→ **Provided data**:
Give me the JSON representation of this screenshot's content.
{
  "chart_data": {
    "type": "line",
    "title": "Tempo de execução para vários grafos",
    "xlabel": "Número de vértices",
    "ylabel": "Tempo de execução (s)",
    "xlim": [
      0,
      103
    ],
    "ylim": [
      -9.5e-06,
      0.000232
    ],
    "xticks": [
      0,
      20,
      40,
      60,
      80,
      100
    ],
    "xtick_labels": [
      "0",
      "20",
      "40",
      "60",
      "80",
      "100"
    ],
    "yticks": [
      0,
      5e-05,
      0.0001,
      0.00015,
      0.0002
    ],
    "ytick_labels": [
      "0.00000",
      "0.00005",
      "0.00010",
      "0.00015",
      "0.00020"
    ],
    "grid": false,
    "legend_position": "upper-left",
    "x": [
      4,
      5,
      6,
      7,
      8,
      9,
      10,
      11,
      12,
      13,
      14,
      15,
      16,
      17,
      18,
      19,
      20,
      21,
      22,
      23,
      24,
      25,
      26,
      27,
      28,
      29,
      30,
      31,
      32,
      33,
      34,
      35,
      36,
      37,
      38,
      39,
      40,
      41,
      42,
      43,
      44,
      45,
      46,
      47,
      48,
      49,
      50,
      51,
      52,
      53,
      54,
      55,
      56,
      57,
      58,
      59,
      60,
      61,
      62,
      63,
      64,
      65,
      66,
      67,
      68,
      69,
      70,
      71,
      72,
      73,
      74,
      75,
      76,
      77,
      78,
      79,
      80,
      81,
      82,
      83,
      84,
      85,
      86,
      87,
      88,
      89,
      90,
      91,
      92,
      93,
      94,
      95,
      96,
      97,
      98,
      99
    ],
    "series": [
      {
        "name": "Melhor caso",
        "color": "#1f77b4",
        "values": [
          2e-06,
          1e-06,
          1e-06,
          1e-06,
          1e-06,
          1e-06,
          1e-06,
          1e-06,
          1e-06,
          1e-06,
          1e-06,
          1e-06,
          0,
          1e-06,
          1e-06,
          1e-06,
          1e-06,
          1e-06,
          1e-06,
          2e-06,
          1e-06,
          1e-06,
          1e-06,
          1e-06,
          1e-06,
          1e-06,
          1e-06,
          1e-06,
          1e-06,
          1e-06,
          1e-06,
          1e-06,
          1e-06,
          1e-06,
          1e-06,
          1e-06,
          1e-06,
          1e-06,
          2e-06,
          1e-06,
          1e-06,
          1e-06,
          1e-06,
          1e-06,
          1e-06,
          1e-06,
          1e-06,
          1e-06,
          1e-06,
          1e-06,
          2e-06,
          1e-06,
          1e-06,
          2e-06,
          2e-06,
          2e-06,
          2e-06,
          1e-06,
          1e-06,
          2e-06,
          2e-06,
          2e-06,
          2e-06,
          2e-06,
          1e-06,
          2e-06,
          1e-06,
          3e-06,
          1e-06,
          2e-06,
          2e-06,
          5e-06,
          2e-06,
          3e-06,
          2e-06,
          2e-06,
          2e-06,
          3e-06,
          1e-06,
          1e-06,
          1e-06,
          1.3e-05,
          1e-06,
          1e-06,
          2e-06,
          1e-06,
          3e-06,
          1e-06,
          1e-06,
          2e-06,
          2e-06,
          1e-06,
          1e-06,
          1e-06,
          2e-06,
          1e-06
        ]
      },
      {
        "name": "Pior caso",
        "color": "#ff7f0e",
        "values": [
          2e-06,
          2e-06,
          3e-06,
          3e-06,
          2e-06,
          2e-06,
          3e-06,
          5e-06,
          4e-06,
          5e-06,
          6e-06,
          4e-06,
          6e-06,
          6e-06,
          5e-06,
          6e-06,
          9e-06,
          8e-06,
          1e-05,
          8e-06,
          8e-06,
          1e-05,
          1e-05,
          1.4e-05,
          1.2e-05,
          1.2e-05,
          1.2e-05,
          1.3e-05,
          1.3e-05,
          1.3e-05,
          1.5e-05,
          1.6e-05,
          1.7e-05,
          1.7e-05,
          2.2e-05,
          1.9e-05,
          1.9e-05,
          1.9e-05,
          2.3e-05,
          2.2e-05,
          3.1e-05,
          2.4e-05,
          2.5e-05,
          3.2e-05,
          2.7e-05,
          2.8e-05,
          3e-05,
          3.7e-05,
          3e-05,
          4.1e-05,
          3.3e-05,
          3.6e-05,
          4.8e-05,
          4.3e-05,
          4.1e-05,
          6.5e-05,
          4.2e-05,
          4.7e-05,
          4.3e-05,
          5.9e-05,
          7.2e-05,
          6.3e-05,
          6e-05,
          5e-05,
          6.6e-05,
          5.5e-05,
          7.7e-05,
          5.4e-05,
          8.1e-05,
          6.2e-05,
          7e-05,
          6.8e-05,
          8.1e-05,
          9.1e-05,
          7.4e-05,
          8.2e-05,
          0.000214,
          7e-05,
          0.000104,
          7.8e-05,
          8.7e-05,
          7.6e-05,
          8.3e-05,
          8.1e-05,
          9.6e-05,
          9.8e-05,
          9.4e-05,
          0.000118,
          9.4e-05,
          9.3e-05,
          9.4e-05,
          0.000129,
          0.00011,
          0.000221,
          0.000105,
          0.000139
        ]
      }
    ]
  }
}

→ **Written problem**: Nothing in the data may differ; print all of it exactly as written.

→ **Correct output**:
Give me the JSON representation of this screenshot's content.
{
  "chart_data": {
    "type": "line",
    "title": "Tempo de execução para vários grafos",
    "xlabel": "Número de vértices",
    "ylabel": "Tempo de execução (s)",
    "xlim": [
      0,
      103
    ],
    "ylim": [
      -9.5e-06,
      0.000232
    ],
    "xticks": [
      0,
      20,
      40,
      60,
      80,
      100
    ],
    "xtick_labels": [
      "0",
      "20",
      "40",
      "60",
      "80",
      "100"
    ],
    "yticks": [
      0,
      5e-05,
      0.0001,
      0.00015,
      0.0002
    ],
    "ytick_labels": [
      "0.00000",
      "0.00005",
      "0.00010",
      "0.00015",
      "0.00020"
    ],
    "grid": false,
    "legend_position": "upper-left",
    "x": [
      4,
      5,
      6,
      7,
      8,
      9,
      10,
      11,
      12,
      13,
      14,
      15,
      16,
      17,
      18,
      19,
      20,
      21,
      22,
      23,
      24,
      25,
      26,
      27,
      28,
      29,
      30,
      31,
      32,
      33,
      34,
      35,
      36,
      37,
      38,
      39,
      40,
      41,
      42,
      43,
      44,
      45,
      46,
      47,
      48,
      49,
      50,
      51,
      52,
      53,
      54,
      55,
      56,
      57,
      58,
      59,
      60,
      61,
      62,
      63,
      64,
      65,
      66,
      67,
      68,
      69,
      70,
      71,
      72,
      73,
      74,
      75,
      76,
      77,
      78,
      79,
      80,
      81,
      82,
      83,
      84,
      85,
      86,
      87,
      88,
      89,
      90,
      91,
      92,
      93,
      94,
      95,
      96,
      97,
      98,
      99
    ],
    "series": [
      {
        "name": "Melhor caso",
        "color": "#1f77b4",
        "values": [
          2e-06,
          1e-06,
          1e-06,
          1e-06,
          1e-06,
          1e-06,
          1e-06,
          1e-06,
          1e-06,
          1e-06,
          1e-06,
          1e-06,
          0,
          1e-06,
          1e-06,
          1e-06,
          1e-06,
          1e-06,
          1e-06,
          2e-06,
          1e-06,
          1e-06,
          1e-06,
          1e-06,
          1e-06,
          1e-06,
          1e-06,
          1e-06,
          1e-06,
          1e-06,
          1e-06,
          1e-06,
          1e-06,
          1e-06,
          1e-06,
          1e-06,
          1e-06,
          1e-06,
          2e-06,
          1e-06,
          1e-06,
          1e-06,
          1e-06,
          1e-06,
          1e-06,
          1e-06,
          1e-06,
          1e-06,
          1e-06,
          1e-06,
          2e-06,
          1e-06,
          1e-06,
          2e-06,
          2e-06,
          2e-06,
          2e-06,
          1e-06,
          1e-06,
          2e-06,
          2e-06,
          2e-06,
          2e-06,
          2e-06,
          1e-06,
          2e-06,
          1e-06,
          3e-06,
          1e-06,
          2e-06,
          2e-06,
          5e-06,
          2e-06,
          3e-06,
          2e-06,
          2e-06,
          2e-06,
          3e-06,
          1e-06,
          1e-06,
          1e-06,
          1.3e-05,
          1e-06,
          1e-06,
          2e-06,
          1e-06,
          3e-06,
          1e-06,
          1e-06,
          2e-06,
          2e-06,
          1e-06,
          1e-06,
          1e-06,
          2e-06,
          1e-06
        ]
      },
      {
        "name": "Pior caso",
        "color": "#ff7f0e",
        "values": [
          2e-06,
          2e-06,
          3e-06,
          3e-06,
          2e-06,
          2e-06,
          3e-06,
          5e-06,
          4e-06,
          5e-06,
          6e-06,
          4e-06,
          6e-06,
          6e-06,
          5e-06,
          6e-06,
          9e-06,
          8e-06,
          1e-05,
          8e-06,
          8e-06,
          1e-05,
          1e-05,
          1.4e-05,
          1.2e-05,
          1.2e-05,
          1.2e-05,
          1.3e-05,
          1.3e-05,
          1.3e-05,
          1.5e-05,
          1.6e-05,
          1.7e-05,
          1.7e-05,
          2.2e-05,
          1.9e-05,
          1.9e-05,
          1.9e-05,
          2.3e-05,
          2.2e-05,
          3.1e-05,
          2.4e-05,
          2.5e-05,
          3.2e-05,
          2.7e-05,
          2.8e-05,
          3e-05,
          3.7e-05,
          3e-05,
          4.1e-05,
          3.3e-05,
          3.6e-05,
          4.8e-05,
          4.3e-05,
          4.1e-05,
          6.5e-05,
          4.2e-05,
          4.7e-05,
          4.3e-05,
          5.9e-05,
          7.2e-05,
          6.3e-05,
          6e-05,
          5e-05,
          6.6e-05,
          5.5e-05,
          7.7e-05,
          5.4e-05,
          8.1e-05,
          6.2e-05,
          7e-05,
          6.8e-05,
          8.1e-05,
          9.1e-05,
          7.4e-05,
          8.2e-05,
          0.000214,
          7e-05,
          0.000104,
          7.8e-05,
          8.7e-05,
          7.6e-05,
          8.3e-05,
          8.1e-05,
          9.6e-05,
          9.8e-05,
          9.4e-05,
          0.000118,
          9.4e-05,
          9.3e-05,
          9.4e-05,
          0.000129,
          0.00011,
          0.000221,
          0.000105,
          0.000139
        ]
      }
    ]
  }
}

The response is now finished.